## [Task]
Look through the lines below and extract any with the word "如图所示".

## [Listed entries]
----

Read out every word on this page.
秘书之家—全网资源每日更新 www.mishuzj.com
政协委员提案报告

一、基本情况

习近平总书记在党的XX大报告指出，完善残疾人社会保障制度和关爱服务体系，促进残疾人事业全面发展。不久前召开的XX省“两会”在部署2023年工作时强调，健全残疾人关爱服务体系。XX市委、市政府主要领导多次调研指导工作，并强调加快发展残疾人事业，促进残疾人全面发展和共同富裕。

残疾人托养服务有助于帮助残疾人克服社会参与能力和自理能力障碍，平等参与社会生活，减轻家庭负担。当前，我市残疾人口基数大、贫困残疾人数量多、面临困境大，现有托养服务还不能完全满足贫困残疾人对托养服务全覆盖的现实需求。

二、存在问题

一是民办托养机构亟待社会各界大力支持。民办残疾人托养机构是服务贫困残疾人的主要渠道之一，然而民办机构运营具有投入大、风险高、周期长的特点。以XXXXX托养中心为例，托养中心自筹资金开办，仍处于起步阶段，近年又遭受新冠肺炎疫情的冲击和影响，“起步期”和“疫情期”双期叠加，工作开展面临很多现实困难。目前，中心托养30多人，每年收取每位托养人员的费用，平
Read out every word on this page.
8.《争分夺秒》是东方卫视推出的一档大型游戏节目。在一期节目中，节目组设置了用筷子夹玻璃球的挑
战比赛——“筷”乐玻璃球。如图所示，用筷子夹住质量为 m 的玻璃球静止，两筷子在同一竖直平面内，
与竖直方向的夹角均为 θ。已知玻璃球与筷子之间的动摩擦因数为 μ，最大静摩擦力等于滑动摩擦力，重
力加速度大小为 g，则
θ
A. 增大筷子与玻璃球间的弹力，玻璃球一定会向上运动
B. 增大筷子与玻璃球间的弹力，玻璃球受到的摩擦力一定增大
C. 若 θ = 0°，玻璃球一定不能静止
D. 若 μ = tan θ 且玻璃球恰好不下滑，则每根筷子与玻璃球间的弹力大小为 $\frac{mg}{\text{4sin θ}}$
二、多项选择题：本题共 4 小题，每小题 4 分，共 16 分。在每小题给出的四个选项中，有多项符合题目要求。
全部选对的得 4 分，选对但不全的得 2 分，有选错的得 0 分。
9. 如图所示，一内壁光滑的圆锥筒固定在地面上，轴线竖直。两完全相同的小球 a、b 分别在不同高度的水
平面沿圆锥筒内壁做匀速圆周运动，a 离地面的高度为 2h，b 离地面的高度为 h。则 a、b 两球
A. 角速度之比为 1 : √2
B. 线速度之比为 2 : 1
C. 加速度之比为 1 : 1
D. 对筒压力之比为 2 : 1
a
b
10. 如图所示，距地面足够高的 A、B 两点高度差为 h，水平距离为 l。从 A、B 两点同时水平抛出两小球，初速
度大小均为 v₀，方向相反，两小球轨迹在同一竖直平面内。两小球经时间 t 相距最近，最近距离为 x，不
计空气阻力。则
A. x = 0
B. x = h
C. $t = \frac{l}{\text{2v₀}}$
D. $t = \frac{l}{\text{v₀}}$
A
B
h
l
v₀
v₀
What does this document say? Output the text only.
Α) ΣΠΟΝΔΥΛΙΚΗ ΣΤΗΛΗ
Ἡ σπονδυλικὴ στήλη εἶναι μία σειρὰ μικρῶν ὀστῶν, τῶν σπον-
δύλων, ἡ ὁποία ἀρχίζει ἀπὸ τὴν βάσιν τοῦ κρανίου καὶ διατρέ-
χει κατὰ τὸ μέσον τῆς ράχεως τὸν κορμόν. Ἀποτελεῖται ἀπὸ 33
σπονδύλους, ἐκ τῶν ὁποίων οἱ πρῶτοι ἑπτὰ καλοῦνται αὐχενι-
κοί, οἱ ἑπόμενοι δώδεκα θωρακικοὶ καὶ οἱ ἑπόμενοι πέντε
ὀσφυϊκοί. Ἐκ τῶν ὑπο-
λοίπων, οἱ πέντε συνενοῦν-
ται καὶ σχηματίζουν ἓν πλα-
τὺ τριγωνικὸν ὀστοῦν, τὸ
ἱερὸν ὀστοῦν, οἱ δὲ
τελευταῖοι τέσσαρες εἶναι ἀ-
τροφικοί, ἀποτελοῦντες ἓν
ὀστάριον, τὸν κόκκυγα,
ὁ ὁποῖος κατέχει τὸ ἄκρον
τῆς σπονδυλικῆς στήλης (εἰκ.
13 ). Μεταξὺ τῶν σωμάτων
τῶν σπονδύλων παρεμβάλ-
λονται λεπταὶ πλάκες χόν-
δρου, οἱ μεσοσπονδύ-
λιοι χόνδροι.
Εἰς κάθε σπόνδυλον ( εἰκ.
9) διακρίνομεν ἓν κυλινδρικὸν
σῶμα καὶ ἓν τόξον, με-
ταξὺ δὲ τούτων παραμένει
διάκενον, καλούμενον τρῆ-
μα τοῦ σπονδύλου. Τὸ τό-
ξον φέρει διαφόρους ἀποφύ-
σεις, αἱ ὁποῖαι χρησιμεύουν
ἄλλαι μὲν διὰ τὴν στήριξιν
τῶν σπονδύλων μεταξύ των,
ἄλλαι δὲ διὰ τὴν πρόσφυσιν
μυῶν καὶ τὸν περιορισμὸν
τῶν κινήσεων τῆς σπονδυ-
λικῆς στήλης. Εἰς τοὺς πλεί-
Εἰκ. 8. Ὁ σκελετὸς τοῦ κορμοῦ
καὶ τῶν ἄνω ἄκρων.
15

----

## [Solution to the problem]
战比赛——“筷”乐玻璃球。如图所示，用筷子夹住质量为 m 的玻璃球静止，两筷子在同一竖直平面内，
9. 如图所示，一内壁光滑的圆锥筒固定在地面上，轴线竖直。两完全相同的小球 a、b 分别在不同高度的水
10. 如图所示，距地面足够高的 A、B 两点高度差为 h，水平距离为 l。从 A、B 两点同时水平抛出两小球，初速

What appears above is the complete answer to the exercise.